WRITTEN EXERCISE:
Scan the entries below and count the lines holding the string "this". Supply only the number.

INPUT:
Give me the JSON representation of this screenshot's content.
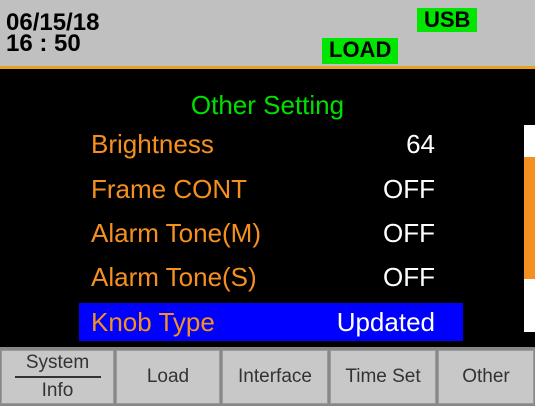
{
  "status": {
    "date": "06/15/18",
    "time": "16 : 50",
    "usb_badge": "USB",
    "load_badge": "LOAD"
  },
  "menu": {
    "title": "Other Setting",
    "items": [
      {
        "label": "Brightness",
        "value": "64",
        "selected": false
      },
      {
        "label": "Frame CONT",
        "value": "OFF",
        "selected": false
      },
      {
        "label": "Alarm Tone(M)",
        "value": "OFF",
        "selected": false
      },
      {
        "label": "Alarm Tone(S)",
        "value": "OFF",
        "selected": false
      },
      {
        "label": "Knob Type",
        "value": "Updated",
        "selected": true
      }
    ]
  },
  "softkeys": {
    "system_line1": "System",
    "system_line2": "Info",
    "load": "Load",
    "interface": "Interface",
    "time_set": "Time Set",
    "other": "Other"
  },
  "colors": {
    "accent_orange": "#f59020",
    "title_green": "#00e000",
    "badge_green": "#00e600",
    "selection_blue": "#0000ff"
  }
}
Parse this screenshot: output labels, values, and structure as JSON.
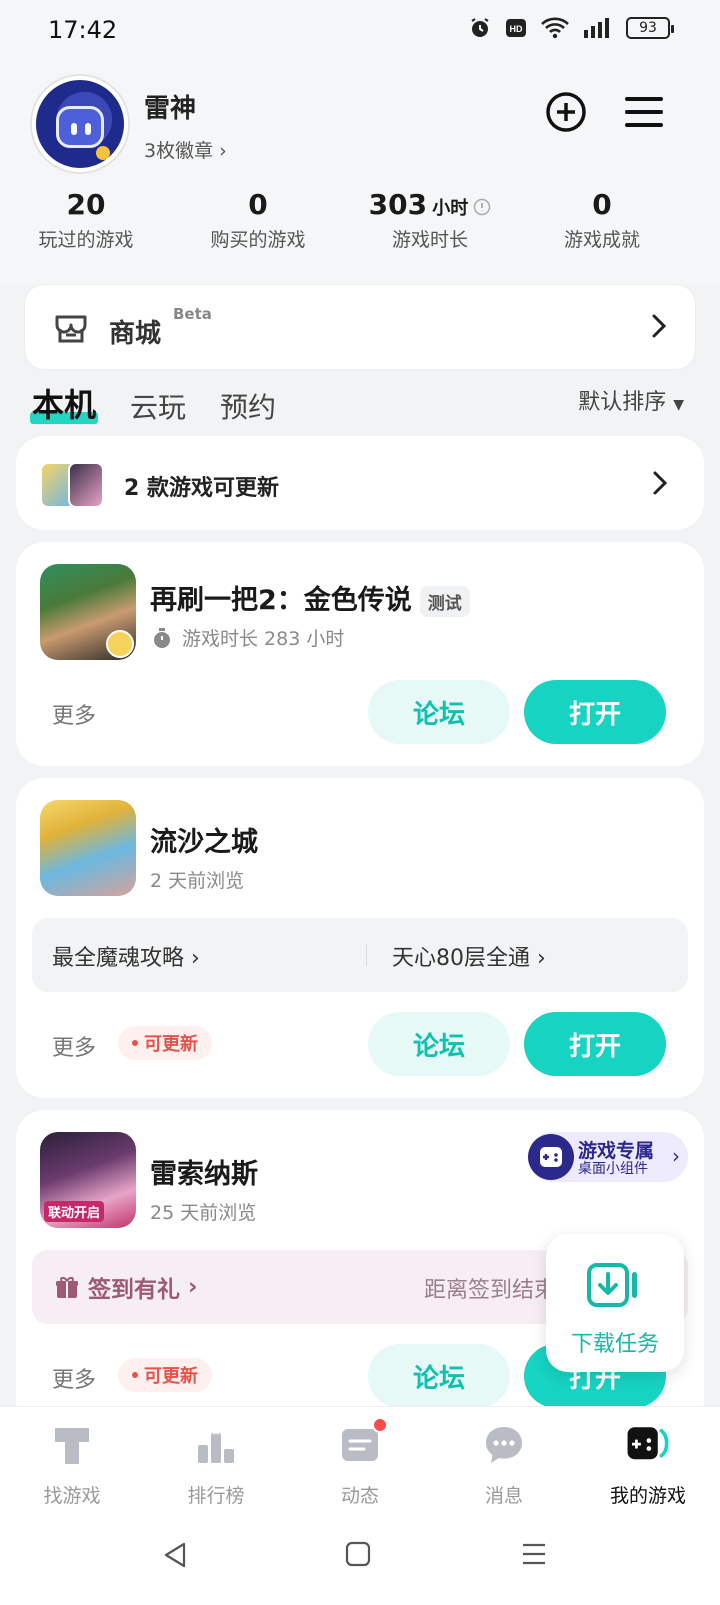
{
  "status_bar": {
    "time": "17:42",
    "battery": "93"
  },
  "profile": {
    "name": "雷神",
    "badges": "3枚徽章"
  },
  "stats": [
    {
      "value": "20",
      "unit": "",
      "label": "玩过的游戏"
    },
    {
      "value": "0",
      "unit": "",
      "label": "购买的游戏"
    },
    {
      "value": "303",
      "unit": "小时",
      "label": "游戏时长"
    },
    {
      "value": "0",
      "unit": "",
      "label": "游戏成就"
    }
  ],
  "mall": {
    "title": "商城",
    "badge": "Beta"
  },
  "tabs": {
    "local": "本机",
    "cloud": "云玩",
    "reserve": "预约",
    "sort": "默认排序"
  },
  "updates": {
    "text": "2 款游戏可更新"
  },
  "games": [
    {
      "title": "再刷一把2：金色传说",
      "tag": "测试",
      "sub": "游戏时长 283 小时",
      "more": "更多",
      "forum": "论坛",
      "open": "打开"
    },
    {
      "title": "流沙之城",
      "sub": "2 天前浏览",
      "guide_left": "最全魔魂攻略",
      "guide_right": "天心80层全通",
      "more": "更多",
      "update": "可更新",
      "forum": "论坛",
      "open": "打开"
    },
    {
      "title": "雷索纳斯",
      "sub": "25 天前浏览",
      "widget_title": "游戏专属",
      "widget_sub": "桌面小组件",
      "sign_left": "签到有礼",
      "sign_right": "距离签到结束",
      "more": "更多",
      "update": "可更新",
      "forum": "论坛",
      "open": "打开",
      "icon_text": "联动开启"
    }
  ],
  "download_task": {
    "label": "下载任务"
  },
  "bottom_nav": [
    {
      "label": "找游戏"
    },
    {
      "label": "排行榜"
    },
    {
      "label": "动态"
    },
    {
      "label": "消息"
    },
    {
      "label": "我的游戏"
    }
  ],
  "colors": {
    "accent": "#16d3c2",
    "update_red": "#e8524c",
    "widget_navy": "#2b2a8c"
  }
}
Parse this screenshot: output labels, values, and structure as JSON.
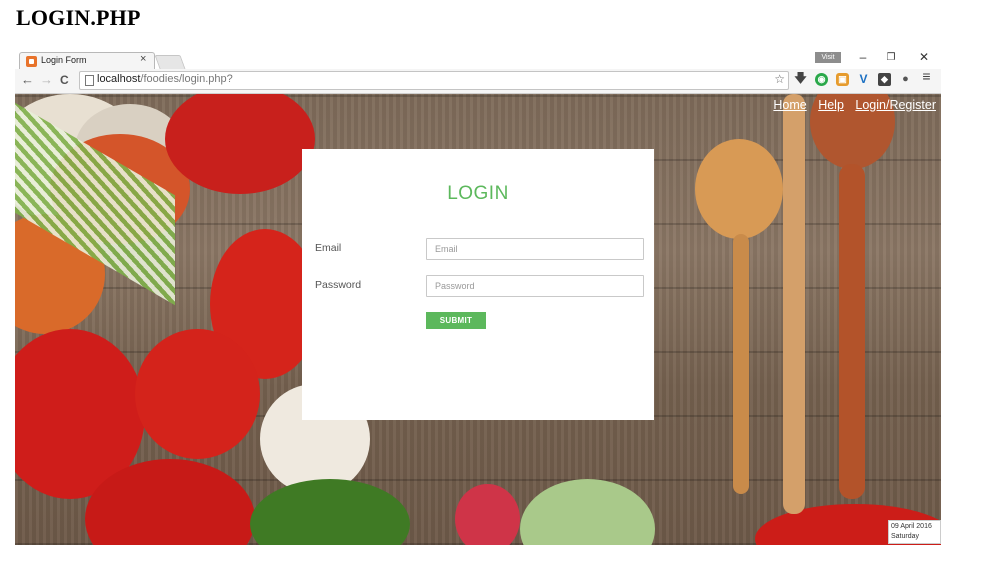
{
  "doc_title": "LOGIN.PHP",
  "browser": {
    "tab_title": "Login Form",
    "tab_close": "×",
    "user_badge": "Visit",
    "window_controls": {
      "minimize": "–",
      "restore": "❐",
      "close": "✕"
    },
    "nav": {
      "back": "←",
      "forward": "→",
      "reload": "C"
    },
    "url_host": "localhost",
    "url_path": "/foodies/login.php?",
    "star": "☆",
    "menu": "≡",
    "extension_icons": [
      "download-icon",
      "extension-green-icon",
      "extension-orange-icon",
      "extension-v-icon",
      "extension-dark-icon",
      "extension-bulb-icon"
    ]
  },
  "site_nav": {
    "home": "Home",
    "help": "Help",
    "login_register": "Login/Register"
  },
  "login": {
    "title": "LOGIN",
    "email_label": "Email",
    "email_placeholder": "Email",
    "email_value": "",
    "password_label": "Password",
    "password_placeholder": "Password",
    "password_value": "",
    "submit_label": "SUBMIT"
  },
  "taskbar": {
    "date": "09 April 2016",
    "day": "Saturday"
  },
  "colors": {
    "accent_green": "#5cb85c",
    "nav_link": "#ffffff"
  }
}
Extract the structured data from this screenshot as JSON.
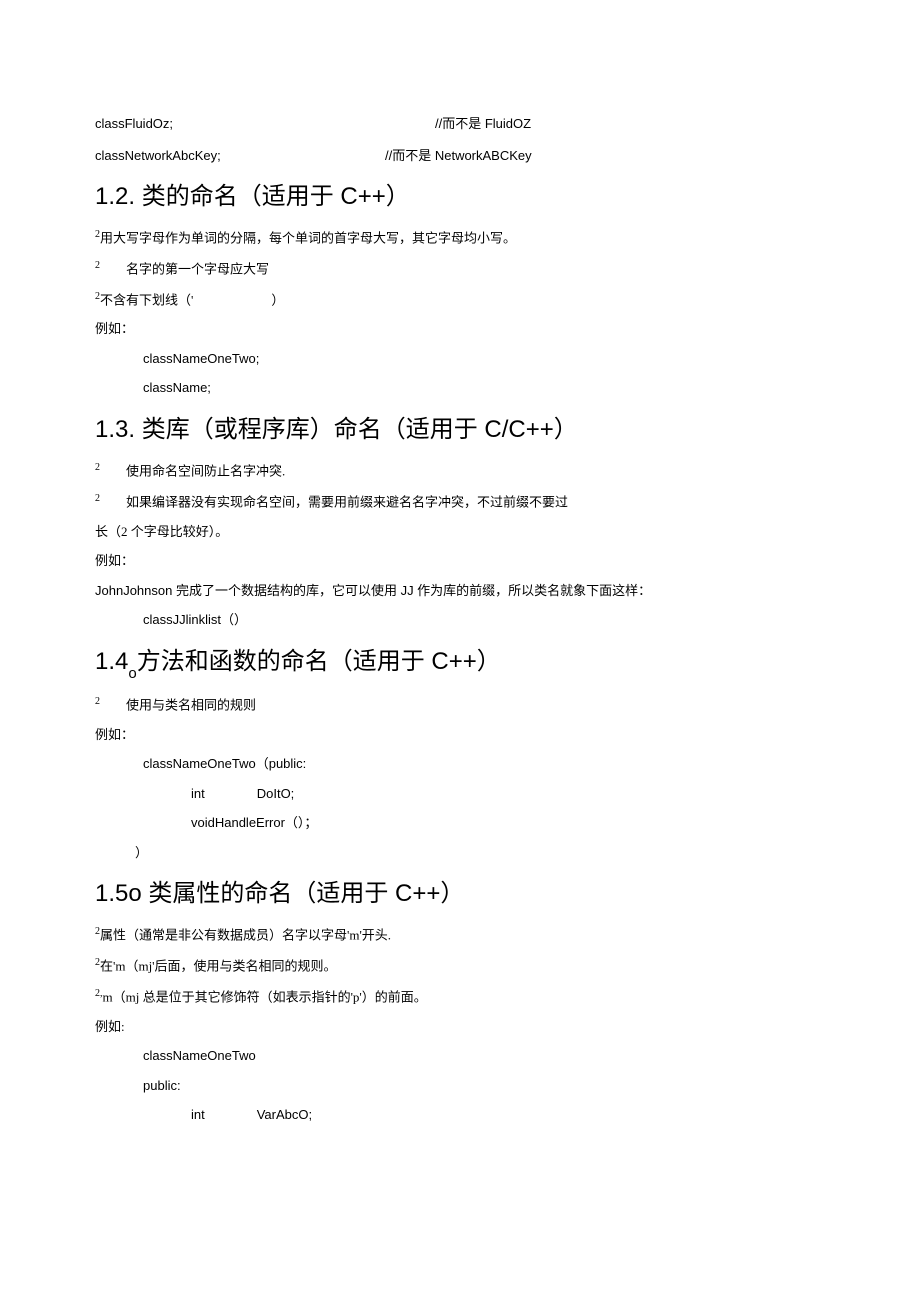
{
  "topLines": [
    {
      "left": "classFluidOz;",
      "right": "//而不是 FluidOZ"
    },
    {
      "left": "classNetworkAbcKey;",
      "right": "//而不是 NetworkABCKey"
    }
  ],
  "sections": [
    {
      "heading": "1.2. 类的命名（适用于 C++）",
      "lines": [
        {
          "text_pre": "2",
          "text": "用大写字母作为单词的分隔，每个单词的首字母大写，其它字母均小写。",
          "sup": true
        },
        {
          "text_pre": "2",
          "text": "　　名字的第一个字母应大写",
          "sup": true
        },
        {
          "text_pre": "2",
          "text": "不含有下划线（'　　　　　　）",
          "sup": true
        },
        {
          "text": "例如："
        },
        {
          "text": "classNameOneTwo;",
          "indent": 1,
          "mono": true
        },
        {
          "text": "className;",
          "indent": 1,
          "mono": true
        }
      ]
    },
    {
      "heading": "1.3. 类库（或程序库）命名（适用于 C/C++）",
      "lines": [
        {
          "text_pre": "2",
          "text": "　　使用命名空间防止名字冲突.",
          "sup": true
        },
        {
          "text_pre": "2",
          "text": "　　如果编译器没有实现命名空间，需要用前缀来避名名字冲突，不过前缀不要过",
          "sup": true
        },
        {
          "text": "长（2 个字母比较好）。"
        },
        {
          "text": "例如："
        },
        {
          "text": "JohnJohnson 完成了一个数据结构的库，它可以使用 JJ 作为库的前缀，所以类名就象下面这样：",
          "mixed": true
        },
        {
          "text": "classJJlinklist（）",
          "indent": 1,
          "mono": true
        }
      ]
    },
    {
      "heading_parts": [
        "1.4",
        "o",
        "方法和函数的命名（适用于 C++）"
      ],
      "lines": [
        {
          "text_pre": "2",
          "text": "　　使用与类名相同的规则",
          "sup": true
        },
        {
          "text": "例如："
        },
        {
          "text": "classNameOneTwo（public:",
          "indent": 1,
          "mono": true
        },
        {
          "text": "int　　　　DoItO;",
          "indent": 2,
          "mono": true
        },
        {
          "text": "voidHandleError（）；",
          "indent": 2,
          "mono": true
        },
        {
          "text": "）",
          "indent_bracket": true,
          "mono": true
        }
      ]
    },
    {
      "heading_parts": [
        "1.5o",
        "",
        " 类属性的命名（适用于 C++）"
      ],
      "lines": [
        {
          "text_pre": "2",
          "text": "属性（通常是非公有数据成员）名字以字母'm'开头.",
          "sup": true
        },
        {
          "text_pre": "2",
          "text": "在'm（mj'后面，使用与类名相同的规则。",
          "sup": true
        },
        {
          "text_pre": "2,",
          "text": "m（mj 总是位于其它修饰符（如表示指针的'p'）的前面。",
          "sup": true
        },
        {
          "text": "例如:"
        },
        {
          "text": "classNameOneTwo",
          "indent": 1,
          "mono": true
        },
        {
          "text": " ",
          "indent": 1
        },
        {
          "text": "public:",
          "indent": 1,
          "mono": true
        },
        {
          "text": "int　　　　VarAbcO;",
          "indent": 2,
          "mono": true
        }
      ]
    }
  ]
}
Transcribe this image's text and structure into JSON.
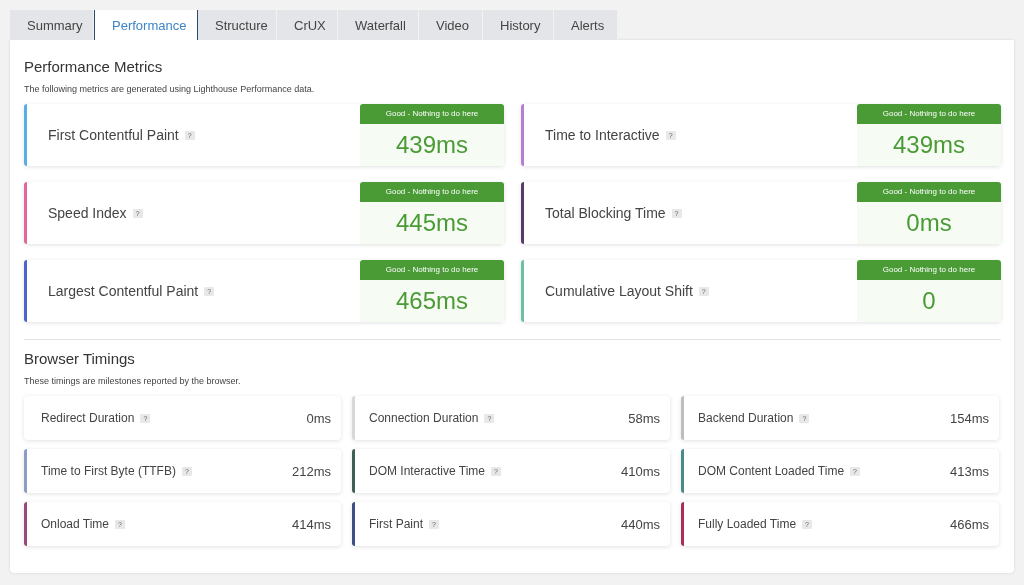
{
  "tabs": [
    {
      "label": "Summary",
      "selected": false
    },
    {
      "label": "Performance",
      "selected": true
    },
    {
      "label": "Structure",
      "selected": false
    },
    {
      "label": "CrUX",
      "selected": false
    },
    {
      "label": "Waterfall",
      "selected": false
    },
    {
      "label": "Video",
      "selected": false
    },
    {
      "label": "History",
      "selected": false
    },
    {
      "label": "Alerts",
      "selected": false
    }
  ],
  "performance_metrics": {
    "title": "Performance Metrics",
    "description": "The following metrics are generated using Lighthouse Performance data.",
    "metrics": [
      {
        "name": "First Contentful Paint",
        "help": "?",
        "status": "Good - Nothing to do here",
        "value": "439ms",
        "color": "#5aaee8"
      },
      {
        "name": "Time to Interactive",
        "help": "?",
        "status": "Good - Nothing to do here",
        "value": "439ms",
        "color": "#b57ed0"
      },
      {
        "name": "Speed Index",
        "help": "?",
        "status": "Good - Nothing to do here",
        "value": "445ms",
        "color": "#e0689c"
      },
      {
        "name": "Total Blocking Time",
        "help": "?",
        "status": "Good - Nothing to do here",
        "value": "0ms",
        "color": "#5a3a6a"
      },
      {
        "name": "Largest Contentful Paint",
        "help": "?",
        "status": "Good - Nothing to do here",
        "value": "465ms",
        "color": "#4a66c8"
      },
      {
        "name": "Cumulative Layout Shift",
        "help": "?",
        "status": "Good - Nothing to do here",
        "value": "0",
        "color": "#6cc0a4"
      }
    ]
  },
  "browser_timings": {
    "title": "Browser Timings",
    "description": "These timings are milestones reported by the browser.",
    "timings": [
      {
        "name": "Redirect Duration",
        "help": "?",
        "value": "0ms"
      },
      {
        "name": "Connection Duration",
        "help": "?",
        "value": "58ms",
        "color": "#d8d8d8"
      },
      {
        "name": "Backend Duration",
        "help": "?",
        "value": "154ms",
        "color": "#c0bcc0"
      },
      {
        "name": "Time to First Byte (TTFB)",
        "help": "?",
        "value": "212ms",
        "color": "#8c9cc4"
      },
      {
        "name": "DOM Interactive Time",
        "help": "?",
        "value": "410ms",
        "color": "#3e5e58"
      },
      {
        "name": "DOM Content Loaded Time",
        "help": "?",
        "value": "413ms",
        "color": "#4a8a88"
      },
      {
        "name": "Onload Time",
        "help": "?",
        "value": "414ms",
        "color": "#9a4a7a"
      },
      {
        "name": "First Paint",
        "help": "?",
        "value": "440ms",
        "color": "#3e4e86"
      },
      {
        "name": "Fully Loaded Time",
        "help": "?",
        "value": "466ms",
        "color": "#a83058"
      }
    ]
  }
}
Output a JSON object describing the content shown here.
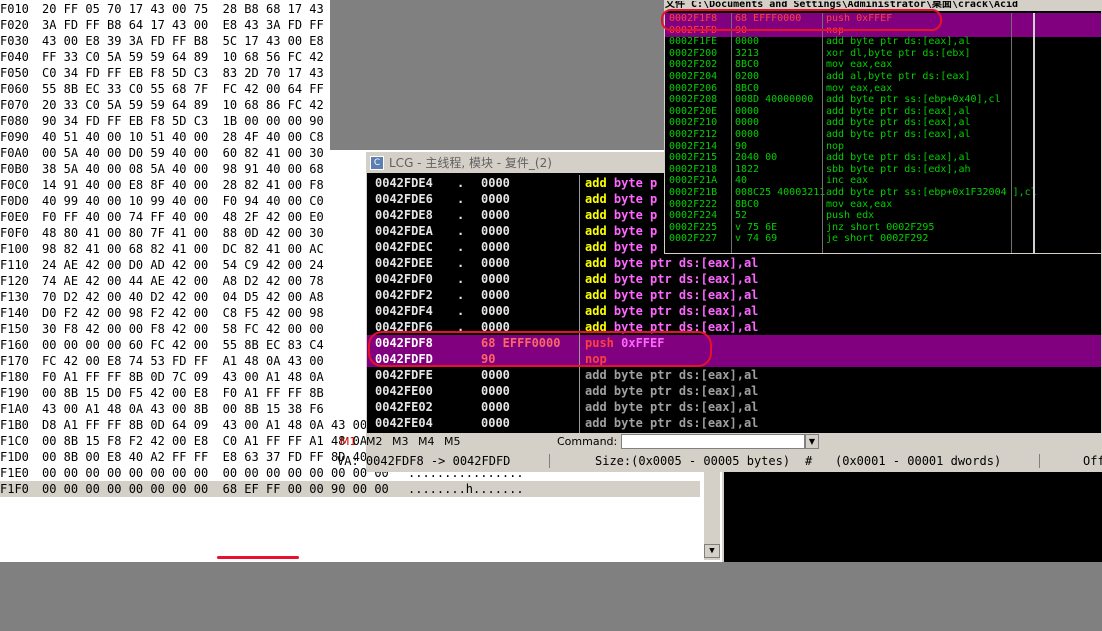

CORRECT ANSWER:
5